-- Work to complete --
Filter the lines below, copying only those with the string "screenshot".

++++ Extracted material ++++

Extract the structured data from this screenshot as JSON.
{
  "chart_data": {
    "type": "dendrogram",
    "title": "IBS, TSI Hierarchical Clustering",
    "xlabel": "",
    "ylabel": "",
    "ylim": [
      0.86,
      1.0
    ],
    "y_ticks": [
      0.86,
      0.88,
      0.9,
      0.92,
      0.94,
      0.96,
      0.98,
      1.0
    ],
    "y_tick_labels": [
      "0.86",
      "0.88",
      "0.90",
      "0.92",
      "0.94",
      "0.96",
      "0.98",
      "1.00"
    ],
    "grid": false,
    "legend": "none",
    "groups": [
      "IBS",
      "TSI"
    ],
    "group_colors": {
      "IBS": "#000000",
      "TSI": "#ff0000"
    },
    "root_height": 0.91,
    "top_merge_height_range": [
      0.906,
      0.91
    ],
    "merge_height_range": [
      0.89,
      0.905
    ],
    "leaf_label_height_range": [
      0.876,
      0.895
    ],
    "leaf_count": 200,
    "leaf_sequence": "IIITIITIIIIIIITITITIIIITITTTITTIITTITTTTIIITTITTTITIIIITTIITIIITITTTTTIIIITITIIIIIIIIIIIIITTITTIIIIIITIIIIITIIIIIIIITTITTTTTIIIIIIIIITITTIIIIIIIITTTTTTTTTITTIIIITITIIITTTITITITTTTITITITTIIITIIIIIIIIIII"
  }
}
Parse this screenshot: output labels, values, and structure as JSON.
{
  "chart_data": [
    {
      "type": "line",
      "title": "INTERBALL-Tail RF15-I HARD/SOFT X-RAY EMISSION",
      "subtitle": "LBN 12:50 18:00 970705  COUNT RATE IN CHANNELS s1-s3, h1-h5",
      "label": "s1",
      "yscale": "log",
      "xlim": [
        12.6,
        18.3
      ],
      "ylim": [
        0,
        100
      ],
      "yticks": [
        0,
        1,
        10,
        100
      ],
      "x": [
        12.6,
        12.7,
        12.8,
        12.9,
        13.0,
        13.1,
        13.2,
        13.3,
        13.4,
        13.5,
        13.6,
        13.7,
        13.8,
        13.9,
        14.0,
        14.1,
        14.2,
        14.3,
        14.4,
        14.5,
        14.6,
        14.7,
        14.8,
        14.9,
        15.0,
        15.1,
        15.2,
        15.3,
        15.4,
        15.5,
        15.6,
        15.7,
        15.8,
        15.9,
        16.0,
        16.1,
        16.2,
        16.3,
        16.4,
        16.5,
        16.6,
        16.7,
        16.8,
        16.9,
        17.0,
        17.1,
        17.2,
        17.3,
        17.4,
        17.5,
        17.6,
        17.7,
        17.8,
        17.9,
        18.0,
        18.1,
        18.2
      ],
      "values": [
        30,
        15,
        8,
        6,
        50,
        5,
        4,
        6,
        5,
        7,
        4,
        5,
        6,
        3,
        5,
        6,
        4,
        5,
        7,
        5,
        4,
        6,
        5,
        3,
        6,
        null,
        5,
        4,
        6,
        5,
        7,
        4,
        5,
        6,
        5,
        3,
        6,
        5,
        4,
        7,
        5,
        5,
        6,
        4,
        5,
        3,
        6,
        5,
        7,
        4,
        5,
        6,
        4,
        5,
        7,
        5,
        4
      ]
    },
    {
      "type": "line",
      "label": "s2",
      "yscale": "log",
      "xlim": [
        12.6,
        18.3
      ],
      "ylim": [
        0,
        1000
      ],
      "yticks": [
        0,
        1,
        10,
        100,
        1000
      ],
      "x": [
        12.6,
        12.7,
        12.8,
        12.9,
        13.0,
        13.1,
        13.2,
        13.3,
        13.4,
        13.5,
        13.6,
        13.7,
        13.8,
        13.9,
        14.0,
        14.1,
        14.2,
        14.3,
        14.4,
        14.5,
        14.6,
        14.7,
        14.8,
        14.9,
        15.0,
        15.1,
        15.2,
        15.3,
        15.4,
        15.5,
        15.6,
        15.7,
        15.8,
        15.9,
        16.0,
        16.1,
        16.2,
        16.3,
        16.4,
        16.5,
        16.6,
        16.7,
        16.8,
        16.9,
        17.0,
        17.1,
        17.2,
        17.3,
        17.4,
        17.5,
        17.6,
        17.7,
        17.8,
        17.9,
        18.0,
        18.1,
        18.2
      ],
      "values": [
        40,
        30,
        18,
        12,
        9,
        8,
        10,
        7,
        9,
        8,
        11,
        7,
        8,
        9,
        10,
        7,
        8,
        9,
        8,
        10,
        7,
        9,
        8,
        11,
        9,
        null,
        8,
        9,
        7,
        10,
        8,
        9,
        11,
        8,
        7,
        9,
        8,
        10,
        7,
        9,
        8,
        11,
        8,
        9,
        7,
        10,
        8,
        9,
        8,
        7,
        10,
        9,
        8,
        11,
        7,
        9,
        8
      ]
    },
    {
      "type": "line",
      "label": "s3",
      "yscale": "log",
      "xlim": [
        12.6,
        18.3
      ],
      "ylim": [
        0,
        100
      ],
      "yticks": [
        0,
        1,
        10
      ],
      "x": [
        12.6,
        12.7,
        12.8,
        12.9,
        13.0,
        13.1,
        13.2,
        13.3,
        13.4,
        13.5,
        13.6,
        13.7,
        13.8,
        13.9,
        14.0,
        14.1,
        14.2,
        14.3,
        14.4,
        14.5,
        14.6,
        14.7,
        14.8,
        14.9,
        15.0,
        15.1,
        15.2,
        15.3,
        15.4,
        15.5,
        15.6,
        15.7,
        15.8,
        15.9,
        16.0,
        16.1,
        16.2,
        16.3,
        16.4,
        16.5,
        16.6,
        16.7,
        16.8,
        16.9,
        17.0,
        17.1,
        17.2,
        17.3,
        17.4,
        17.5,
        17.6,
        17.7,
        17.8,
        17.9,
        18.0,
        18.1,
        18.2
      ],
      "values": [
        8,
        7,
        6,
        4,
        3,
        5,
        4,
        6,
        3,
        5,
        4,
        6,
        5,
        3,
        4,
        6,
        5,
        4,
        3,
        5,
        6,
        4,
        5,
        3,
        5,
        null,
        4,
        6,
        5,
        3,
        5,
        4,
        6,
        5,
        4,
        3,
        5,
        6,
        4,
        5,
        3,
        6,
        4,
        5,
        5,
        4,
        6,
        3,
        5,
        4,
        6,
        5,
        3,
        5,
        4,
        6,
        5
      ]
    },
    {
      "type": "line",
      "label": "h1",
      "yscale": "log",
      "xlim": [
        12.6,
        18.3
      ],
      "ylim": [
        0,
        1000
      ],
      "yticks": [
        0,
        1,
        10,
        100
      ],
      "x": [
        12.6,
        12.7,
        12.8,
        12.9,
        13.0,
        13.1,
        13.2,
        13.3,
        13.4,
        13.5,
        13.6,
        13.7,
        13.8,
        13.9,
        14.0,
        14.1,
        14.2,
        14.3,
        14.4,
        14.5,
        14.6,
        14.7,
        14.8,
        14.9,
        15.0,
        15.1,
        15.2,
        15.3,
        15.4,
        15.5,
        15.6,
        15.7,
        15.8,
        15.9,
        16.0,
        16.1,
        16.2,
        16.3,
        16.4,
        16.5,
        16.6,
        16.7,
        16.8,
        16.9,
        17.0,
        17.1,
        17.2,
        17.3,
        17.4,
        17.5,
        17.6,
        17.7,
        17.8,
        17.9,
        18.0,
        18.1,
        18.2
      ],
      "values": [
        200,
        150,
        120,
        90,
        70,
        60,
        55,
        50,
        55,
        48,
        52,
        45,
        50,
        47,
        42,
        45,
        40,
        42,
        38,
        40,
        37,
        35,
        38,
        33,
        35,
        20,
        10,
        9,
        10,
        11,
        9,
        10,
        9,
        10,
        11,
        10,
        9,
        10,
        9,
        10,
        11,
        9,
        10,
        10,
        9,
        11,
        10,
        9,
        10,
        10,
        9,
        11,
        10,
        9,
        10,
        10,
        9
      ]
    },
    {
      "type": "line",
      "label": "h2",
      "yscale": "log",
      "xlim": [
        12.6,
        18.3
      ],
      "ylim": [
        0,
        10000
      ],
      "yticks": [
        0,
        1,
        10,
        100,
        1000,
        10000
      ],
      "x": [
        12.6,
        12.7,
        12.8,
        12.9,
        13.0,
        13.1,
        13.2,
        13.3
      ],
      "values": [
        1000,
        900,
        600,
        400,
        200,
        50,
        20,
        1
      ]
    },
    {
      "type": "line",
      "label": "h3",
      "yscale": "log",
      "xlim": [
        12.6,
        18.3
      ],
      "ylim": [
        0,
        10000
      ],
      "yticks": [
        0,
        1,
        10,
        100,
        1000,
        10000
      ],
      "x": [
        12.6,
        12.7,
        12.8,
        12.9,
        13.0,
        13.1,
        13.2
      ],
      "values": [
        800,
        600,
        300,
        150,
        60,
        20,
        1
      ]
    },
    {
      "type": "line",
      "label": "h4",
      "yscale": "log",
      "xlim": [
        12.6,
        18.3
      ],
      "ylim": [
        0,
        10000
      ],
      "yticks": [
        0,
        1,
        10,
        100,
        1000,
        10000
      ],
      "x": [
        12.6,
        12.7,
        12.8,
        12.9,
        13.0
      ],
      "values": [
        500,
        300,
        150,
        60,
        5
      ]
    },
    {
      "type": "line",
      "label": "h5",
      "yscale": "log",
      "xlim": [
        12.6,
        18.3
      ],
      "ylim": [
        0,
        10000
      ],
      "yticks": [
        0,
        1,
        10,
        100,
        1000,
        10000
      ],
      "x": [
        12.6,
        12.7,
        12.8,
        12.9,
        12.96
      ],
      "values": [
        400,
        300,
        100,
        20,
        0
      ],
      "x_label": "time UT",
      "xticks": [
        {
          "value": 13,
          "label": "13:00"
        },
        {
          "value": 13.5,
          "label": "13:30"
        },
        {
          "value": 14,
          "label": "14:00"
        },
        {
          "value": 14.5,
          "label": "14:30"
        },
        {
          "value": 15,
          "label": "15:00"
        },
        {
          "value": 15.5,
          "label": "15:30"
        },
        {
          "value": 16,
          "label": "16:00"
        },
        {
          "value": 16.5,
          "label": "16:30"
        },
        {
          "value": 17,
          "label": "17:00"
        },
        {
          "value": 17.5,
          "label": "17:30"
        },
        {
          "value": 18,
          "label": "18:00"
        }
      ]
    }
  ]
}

++++

-- Output of the task --
Extract the structured data from this screenshot as JSON.
Parse this screenshot: output labels, values, and structure as JSON.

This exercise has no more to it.